↓↓↓

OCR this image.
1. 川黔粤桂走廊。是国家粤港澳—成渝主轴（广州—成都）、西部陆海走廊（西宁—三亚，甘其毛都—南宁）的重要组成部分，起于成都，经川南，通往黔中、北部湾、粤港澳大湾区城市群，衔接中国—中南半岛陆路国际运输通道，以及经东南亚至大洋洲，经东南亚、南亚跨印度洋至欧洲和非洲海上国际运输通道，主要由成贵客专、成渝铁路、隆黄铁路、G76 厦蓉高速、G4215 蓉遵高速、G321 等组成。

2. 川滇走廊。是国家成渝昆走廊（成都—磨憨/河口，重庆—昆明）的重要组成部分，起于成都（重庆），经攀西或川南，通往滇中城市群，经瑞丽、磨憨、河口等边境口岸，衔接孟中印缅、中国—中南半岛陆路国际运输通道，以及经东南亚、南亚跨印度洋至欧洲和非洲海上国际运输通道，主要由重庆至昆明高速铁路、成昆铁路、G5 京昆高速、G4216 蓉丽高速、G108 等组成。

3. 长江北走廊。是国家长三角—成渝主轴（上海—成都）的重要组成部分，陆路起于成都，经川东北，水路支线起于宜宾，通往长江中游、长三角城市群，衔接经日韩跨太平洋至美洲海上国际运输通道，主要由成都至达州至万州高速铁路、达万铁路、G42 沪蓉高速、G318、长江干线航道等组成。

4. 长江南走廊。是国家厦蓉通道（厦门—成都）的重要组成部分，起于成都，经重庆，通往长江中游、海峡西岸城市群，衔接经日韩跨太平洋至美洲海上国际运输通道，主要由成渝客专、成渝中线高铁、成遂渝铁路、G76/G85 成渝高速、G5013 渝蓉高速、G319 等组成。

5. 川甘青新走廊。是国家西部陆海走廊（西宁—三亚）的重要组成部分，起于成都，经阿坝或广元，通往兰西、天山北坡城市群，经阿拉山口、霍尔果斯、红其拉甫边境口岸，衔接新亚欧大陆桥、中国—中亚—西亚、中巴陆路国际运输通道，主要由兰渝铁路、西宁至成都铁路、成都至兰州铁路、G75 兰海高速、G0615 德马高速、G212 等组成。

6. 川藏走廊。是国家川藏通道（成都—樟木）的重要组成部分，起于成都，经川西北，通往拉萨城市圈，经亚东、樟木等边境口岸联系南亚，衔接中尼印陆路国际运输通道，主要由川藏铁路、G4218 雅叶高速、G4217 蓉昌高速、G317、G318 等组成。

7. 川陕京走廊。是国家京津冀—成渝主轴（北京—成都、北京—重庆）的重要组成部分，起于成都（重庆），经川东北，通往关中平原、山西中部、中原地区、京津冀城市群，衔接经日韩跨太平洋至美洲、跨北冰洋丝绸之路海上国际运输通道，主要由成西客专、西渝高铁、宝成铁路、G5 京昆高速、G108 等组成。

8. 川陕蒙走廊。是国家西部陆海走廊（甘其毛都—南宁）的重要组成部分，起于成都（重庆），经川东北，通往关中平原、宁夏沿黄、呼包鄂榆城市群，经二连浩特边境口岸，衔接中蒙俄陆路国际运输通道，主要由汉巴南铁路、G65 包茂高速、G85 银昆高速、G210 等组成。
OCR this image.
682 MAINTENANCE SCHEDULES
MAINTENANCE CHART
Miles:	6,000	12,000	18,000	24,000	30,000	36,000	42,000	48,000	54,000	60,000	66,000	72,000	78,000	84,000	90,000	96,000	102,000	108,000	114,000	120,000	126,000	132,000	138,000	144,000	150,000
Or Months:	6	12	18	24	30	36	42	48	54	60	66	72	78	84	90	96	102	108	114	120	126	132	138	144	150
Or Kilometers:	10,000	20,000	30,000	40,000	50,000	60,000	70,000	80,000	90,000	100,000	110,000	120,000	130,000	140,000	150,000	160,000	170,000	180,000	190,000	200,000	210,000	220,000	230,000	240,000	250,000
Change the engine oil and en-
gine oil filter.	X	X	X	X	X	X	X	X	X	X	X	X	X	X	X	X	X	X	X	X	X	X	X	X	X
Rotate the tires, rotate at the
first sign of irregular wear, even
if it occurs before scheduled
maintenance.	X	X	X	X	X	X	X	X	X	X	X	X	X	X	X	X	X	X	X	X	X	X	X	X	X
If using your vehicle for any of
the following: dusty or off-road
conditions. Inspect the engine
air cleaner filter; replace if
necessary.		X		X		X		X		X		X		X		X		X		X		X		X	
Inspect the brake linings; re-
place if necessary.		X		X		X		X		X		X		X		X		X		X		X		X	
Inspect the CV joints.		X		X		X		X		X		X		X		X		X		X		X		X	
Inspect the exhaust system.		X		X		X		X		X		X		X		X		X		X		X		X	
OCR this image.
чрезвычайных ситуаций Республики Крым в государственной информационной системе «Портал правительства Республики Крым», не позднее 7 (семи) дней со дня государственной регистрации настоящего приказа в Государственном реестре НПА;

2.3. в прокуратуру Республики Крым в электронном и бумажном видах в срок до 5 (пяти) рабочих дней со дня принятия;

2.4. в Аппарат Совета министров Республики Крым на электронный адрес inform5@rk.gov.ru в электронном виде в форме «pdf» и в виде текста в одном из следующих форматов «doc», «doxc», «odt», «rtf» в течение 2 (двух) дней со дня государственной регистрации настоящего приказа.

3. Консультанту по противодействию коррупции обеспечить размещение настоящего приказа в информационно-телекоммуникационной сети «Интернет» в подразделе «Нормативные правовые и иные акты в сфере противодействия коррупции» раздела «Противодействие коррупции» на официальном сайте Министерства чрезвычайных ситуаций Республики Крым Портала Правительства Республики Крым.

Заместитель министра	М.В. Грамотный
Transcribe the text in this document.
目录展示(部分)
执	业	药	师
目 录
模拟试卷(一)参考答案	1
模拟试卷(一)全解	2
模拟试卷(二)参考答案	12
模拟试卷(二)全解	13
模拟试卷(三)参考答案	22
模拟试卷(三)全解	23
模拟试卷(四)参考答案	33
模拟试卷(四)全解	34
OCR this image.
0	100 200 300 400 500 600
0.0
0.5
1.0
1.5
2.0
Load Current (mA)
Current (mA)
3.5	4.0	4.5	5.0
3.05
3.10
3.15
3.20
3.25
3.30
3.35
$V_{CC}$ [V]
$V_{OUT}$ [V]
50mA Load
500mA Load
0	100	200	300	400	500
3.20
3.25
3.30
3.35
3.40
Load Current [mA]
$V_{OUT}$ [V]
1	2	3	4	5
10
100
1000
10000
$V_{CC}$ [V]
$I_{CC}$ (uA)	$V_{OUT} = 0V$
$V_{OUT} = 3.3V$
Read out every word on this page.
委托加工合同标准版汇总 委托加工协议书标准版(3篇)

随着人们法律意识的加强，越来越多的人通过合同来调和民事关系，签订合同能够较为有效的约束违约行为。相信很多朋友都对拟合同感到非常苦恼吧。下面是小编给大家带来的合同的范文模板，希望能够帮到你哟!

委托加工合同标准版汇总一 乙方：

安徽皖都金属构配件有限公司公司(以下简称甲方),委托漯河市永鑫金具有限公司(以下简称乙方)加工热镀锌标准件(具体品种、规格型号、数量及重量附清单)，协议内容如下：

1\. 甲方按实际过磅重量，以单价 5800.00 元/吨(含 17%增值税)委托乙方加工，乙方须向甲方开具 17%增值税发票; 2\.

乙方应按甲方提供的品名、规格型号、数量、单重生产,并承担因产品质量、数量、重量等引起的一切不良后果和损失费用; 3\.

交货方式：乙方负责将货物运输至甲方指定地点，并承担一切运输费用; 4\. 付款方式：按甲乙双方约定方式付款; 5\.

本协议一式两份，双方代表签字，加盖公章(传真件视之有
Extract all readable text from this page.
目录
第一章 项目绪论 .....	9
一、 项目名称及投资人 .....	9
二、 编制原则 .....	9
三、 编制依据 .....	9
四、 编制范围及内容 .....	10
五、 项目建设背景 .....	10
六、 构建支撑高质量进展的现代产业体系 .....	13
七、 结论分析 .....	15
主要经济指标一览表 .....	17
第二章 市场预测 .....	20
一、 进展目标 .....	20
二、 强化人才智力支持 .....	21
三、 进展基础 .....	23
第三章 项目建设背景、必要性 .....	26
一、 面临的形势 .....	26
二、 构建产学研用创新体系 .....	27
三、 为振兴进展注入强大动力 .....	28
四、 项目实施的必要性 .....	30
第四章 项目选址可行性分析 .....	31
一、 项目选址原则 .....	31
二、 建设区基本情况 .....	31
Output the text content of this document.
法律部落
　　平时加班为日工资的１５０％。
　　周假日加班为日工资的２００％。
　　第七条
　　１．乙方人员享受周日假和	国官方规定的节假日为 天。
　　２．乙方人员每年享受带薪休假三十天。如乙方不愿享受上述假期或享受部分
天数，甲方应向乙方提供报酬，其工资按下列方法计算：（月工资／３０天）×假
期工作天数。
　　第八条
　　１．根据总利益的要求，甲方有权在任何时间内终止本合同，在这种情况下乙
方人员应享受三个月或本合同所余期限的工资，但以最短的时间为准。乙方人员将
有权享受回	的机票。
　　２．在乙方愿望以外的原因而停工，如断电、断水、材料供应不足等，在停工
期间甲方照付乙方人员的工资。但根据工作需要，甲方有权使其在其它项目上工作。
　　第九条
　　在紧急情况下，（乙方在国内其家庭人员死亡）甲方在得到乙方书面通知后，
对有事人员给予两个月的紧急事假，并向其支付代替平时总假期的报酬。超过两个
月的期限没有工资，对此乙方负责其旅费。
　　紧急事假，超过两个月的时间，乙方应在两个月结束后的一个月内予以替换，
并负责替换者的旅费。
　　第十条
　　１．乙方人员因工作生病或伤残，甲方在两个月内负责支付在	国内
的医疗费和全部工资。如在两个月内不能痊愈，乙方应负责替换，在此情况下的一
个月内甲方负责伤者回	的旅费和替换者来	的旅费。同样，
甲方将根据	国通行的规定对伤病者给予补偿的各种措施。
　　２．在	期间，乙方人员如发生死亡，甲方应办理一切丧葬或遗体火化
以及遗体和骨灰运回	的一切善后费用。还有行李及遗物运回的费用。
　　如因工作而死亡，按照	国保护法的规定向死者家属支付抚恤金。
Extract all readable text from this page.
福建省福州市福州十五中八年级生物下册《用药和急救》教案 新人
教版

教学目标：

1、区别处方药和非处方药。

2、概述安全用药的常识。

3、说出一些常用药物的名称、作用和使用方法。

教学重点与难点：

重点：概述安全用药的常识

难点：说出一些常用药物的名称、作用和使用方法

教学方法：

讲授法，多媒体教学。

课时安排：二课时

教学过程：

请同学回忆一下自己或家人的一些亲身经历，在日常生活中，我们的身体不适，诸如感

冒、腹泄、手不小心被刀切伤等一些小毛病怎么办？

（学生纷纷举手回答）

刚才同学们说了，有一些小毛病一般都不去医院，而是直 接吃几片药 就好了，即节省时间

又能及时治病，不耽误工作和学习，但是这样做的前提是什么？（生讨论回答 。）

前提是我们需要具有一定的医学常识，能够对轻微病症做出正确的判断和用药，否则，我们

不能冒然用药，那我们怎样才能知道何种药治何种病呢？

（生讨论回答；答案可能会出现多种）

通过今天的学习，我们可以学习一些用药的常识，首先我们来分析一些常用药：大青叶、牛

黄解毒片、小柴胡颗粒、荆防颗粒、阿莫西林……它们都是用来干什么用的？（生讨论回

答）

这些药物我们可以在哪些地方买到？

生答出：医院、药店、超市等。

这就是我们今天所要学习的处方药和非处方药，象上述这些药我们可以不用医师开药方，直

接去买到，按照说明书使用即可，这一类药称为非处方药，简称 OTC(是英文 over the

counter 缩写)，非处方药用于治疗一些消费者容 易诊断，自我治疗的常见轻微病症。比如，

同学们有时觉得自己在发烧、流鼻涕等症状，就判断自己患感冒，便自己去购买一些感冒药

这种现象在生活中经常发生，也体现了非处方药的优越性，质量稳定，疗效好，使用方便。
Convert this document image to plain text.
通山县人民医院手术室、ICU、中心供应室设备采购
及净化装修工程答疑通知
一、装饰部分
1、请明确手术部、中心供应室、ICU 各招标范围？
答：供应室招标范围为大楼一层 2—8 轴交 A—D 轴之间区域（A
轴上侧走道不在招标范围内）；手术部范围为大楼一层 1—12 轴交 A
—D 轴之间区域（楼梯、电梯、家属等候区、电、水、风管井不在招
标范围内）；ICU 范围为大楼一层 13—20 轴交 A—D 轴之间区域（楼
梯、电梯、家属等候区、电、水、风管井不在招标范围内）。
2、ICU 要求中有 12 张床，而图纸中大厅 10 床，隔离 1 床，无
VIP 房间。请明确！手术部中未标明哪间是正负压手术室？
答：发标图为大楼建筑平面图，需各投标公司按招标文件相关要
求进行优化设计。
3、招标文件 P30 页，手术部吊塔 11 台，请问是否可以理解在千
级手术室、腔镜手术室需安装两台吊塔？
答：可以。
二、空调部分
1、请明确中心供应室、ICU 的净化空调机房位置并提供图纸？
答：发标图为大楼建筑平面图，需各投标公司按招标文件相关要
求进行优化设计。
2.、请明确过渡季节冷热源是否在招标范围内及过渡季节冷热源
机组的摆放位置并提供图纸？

↑↑↑

**What the task requires**
Return all lines with the word "家属等候区" in them.

**Exercise answer**
—D 轴之间区域（楼梯、电梯、家属等候区、电、水、风管井不在招
梯、电梯、家属等候区、电、水、风管井不在招标范围内）。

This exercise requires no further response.